Given passage:

    Richard, Jr. and Henry both afterwards followed their parents to Funchal, and subsequently became partners in their father’s flourishing business.  Richard died there unmarried; and Milcah Martha was born on the island.  Deborah too was sent for, and, like her sisters Mary and Harriet, married abroad.
    The young children in Philadelphia*(footnote) received such education as the best schools of those days afforded, an advantage which the sisters taken to Madeira were partly deprived of by their residence in a Portuguese community.
    Having, at some expense of time, arranged these letters, in possession of various members of the family, their whole story now comes out in bold relief; and as a “History of a Family” an hundred years ago, their thoughts, struggles, affections, long separations, and anxieties, combined with the excellence of most of their characters, is highly curious to their relatives; I trust, too, it may prove valuable and instructive.

Information shown:
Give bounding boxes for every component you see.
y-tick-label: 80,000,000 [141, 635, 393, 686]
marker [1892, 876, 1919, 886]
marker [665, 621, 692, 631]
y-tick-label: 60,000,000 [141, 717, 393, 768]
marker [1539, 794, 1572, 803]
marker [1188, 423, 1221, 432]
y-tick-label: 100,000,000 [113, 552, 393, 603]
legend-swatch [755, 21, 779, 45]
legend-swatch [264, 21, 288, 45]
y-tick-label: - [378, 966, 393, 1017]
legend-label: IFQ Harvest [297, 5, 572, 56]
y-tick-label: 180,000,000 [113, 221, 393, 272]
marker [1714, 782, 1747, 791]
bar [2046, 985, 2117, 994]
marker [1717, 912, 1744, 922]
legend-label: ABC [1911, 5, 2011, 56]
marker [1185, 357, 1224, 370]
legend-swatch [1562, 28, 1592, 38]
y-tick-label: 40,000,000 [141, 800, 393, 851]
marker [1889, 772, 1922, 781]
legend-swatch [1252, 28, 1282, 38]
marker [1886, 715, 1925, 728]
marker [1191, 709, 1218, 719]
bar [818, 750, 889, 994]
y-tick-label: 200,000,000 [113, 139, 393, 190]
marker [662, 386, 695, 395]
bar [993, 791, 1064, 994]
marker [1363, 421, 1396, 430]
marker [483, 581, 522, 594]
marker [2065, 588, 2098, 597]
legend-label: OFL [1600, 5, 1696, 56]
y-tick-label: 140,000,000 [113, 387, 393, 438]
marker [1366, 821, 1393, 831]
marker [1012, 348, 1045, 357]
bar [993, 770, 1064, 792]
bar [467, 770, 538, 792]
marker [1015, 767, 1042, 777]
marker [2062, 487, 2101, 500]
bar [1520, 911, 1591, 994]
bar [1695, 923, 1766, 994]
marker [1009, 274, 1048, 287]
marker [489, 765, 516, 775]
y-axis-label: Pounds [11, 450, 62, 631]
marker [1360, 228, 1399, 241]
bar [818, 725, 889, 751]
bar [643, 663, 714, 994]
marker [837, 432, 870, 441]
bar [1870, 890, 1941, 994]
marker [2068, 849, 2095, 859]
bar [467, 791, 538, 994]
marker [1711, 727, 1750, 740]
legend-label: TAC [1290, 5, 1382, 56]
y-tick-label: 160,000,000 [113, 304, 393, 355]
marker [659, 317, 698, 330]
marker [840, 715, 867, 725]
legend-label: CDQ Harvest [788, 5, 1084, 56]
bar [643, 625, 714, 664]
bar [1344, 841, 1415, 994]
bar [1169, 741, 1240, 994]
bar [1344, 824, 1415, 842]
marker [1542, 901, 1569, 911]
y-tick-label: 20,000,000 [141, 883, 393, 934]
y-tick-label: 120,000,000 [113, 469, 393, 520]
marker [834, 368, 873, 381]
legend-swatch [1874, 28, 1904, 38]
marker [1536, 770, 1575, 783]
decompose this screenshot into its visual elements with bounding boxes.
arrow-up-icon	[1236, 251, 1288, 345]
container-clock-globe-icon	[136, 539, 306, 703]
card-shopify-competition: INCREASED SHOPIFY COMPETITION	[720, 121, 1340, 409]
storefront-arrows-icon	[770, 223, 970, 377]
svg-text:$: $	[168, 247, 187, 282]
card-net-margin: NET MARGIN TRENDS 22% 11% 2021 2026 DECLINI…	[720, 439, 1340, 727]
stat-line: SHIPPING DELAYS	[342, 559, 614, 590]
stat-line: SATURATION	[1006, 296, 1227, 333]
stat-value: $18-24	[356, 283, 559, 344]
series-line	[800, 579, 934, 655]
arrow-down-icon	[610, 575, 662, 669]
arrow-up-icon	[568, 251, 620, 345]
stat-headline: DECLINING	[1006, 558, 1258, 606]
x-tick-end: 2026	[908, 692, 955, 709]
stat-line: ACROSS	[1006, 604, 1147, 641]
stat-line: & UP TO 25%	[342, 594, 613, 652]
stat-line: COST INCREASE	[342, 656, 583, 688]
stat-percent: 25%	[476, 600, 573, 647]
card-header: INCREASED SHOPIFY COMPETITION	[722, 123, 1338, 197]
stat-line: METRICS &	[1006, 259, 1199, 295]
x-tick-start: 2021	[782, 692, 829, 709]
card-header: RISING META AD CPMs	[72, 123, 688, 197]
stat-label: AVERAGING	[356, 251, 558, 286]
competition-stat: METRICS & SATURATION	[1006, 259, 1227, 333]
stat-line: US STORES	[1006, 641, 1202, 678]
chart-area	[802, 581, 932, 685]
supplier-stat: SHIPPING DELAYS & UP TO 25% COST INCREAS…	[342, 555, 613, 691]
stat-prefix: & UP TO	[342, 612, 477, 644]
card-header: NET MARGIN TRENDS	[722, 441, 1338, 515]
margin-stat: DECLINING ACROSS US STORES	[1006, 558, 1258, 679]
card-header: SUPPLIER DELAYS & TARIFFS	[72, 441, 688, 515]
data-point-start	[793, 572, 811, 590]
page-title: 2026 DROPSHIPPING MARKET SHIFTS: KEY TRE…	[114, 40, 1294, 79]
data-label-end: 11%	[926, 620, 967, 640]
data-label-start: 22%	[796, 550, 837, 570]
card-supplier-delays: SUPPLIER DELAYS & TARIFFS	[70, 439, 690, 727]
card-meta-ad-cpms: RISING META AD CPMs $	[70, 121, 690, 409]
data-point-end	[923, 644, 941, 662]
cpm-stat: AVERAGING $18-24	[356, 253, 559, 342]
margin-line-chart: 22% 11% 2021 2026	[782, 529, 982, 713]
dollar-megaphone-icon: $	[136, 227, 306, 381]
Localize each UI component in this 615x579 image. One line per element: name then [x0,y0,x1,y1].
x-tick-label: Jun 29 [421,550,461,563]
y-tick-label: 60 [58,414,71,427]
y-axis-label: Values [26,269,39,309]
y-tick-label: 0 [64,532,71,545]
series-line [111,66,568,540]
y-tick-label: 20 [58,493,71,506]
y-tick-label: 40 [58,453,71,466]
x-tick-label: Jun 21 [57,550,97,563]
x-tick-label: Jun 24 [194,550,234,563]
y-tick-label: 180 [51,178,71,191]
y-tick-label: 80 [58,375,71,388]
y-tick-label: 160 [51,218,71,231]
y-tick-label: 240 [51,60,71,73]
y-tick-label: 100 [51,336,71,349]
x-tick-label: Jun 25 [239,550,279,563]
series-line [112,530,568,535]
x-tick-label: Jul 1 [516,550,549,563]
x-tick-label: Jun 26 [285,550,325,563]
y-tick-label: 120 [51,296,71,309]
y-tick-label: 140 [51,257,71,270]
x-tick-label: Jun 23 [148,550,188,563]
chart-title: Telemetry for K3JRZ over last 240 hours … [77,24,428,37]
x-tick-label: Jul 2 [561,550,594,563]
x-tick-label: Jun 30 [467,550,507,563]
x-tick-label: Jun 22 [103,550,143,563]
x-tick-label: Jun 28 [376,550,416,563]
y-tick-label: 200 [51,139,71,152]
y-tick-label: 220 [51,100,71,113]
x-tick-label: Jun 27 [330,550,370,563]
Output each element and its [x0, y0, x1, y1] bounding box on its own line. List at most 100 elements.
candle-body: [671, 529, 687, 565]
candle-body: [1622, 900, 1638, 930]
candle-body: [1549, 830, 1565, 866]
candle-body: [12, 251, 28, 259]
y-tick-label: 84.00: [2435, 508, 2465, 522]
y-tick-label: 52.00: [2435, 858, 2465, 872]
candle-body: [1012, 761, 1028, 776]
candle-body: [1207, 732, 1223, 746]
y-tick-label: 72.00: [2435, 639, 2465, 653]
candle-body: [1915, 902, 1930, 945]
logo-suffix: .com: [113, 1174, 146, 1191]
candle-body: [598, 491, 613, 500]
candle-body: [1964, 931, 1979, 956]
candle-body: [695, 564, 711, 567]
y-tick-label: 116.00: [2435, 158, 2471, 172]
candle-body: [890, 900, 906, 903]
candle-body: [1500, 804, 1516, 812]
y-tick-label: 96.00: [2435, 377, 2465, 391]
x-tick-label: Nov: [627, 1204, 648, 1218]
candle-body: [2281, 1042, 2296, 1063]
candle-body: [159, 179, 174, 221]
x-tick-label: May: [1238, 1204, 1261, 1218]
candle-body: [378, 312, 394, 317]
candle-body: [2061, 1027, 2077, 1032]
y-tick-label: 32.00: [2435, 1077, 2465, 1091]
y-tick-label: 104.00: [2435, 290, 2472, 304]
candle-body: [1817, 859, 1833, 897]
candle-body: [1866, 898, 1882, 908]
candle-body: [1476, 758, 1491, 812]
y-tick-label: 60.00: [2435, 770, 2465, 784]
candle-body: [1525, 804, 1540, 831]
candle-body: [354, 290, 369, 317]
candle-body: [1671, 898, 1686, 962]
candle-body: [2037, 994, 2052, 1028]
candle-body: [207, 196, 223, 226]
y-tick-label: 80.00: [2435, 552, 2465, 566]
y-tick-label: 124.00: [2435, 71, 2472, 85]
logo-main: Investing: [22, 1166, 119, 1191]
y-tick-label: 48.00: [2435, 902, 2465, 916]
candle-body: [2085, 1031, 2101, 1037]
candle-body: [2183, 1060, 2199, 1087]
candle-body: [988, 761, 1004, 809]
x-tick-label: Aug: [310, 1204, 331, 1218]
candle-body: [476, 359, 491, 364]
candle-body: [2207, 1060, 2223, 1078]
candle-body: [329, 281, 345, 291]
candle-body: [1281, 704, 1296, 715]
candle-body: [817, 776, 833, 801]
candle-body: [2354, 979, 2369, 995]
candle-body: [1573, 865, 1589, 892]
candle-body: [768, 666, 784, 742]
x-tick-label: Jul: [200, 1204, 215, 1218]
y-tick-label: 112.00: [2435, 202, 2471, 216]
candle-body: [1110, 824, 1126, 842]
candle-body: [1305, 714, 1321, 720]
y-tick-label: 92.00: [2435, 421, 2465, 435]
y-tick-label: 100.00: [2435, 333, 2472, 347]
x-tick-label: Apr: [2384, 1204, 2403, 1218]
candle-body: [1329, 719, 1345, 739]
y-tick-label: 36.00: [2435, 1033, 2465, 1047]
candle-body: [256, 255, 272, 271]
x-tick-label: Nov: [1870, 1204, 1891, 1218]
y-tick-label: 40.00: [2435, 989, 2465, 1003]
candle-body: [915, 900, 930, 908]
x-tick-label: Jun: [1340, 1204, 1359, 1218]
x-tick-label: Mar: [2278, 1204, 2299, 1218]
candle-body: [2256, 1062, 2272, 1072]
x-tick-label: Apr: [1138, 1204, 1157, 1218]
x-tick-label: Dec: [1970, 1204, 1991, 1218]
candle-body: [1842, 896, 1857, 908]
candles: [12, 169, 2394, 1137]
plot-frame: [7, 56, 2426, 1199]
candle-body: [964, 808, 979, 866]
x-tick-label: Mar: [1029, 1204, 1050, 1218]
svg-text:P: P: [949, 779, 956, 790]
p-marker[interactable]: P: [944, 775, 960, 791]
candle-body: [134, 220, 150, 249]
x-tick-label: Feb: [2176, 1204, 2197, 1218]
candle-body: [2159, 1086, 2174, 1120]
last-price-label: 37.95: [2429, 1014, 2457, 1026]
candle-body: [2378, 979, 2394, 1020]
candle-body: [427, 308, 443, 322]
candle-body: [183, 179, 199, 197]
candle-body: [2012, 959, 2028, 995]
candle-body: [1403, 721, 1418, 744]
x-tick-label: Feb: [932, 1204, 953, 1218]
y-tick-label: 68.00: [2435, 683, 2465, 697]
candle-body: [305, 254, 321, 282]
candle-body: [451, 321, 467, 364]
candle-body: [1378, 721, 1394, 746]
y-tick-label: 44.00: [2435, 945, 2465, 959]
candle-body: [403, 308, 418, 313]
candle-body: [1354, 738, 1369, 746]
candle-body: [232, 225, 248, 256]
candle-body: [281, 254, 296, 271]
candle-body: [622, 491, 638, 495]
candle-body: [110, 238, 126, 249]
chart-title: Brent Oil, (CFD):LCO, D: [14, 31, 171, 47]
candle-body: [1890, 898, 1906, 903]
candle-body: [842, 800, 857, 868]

Parts of the exercise:
[1] In the passage about the family in Funchal and Philadelphia, which two sisters does the text say married abroad, as Deborah did?
[2] Continue the passage about the family letters from its last sentence, adding the next part.

Outputs in order:
[1] Mary and Harriet.

[2]
    The “dear and honoured papa,” the father of these ten children, shows himself in his beautiful letters to have been a man of strong good sense, excellent judgment, a most doting husband and father, and a man of great integrity.  He succeeded in accumulating in Madeira a sufficient fortune, and in establishing his sons and his son-in-law in an extensive and profitable wine and commission business.  After having paid his old creditors principal and interest, he returned, and died in the arms of his American daughters.  He left his only surviving son,
    Henry Hill, to succeed him, with the husbands of Mary, Harriet, and Deborah, who formed the successful firms of Hill, Bisset & Co., and Hill, Lamar & Bisset.  Henry returned many years later to Philadelphia, continuing a member of the latter firm, and married a daughter of Reese Meredith, then a prominent and valuable citizen; but left no children, as was also the case with Richard, Hannah, Harriet, Sarah, and Mileah.  Henry built a very superior house for that or any date, in Fourth Street, between Union Street and Cypress Alley, still standing; lived in a fashionable and expensive style, and died of yellow fever in 1798, surrounded by the portraits of his affectionate family, which he had ordered to be brought to his bedside.  Long after his death, and when the house was sold by his executors to Dr. Philip Syng Physick, the pictures—from which several of the copies in this volume were taken—were found in a locked room of the third story, and sent to Margaret Morris.  Henry bequeathed his large fortune to his much beloved sisters, or their children.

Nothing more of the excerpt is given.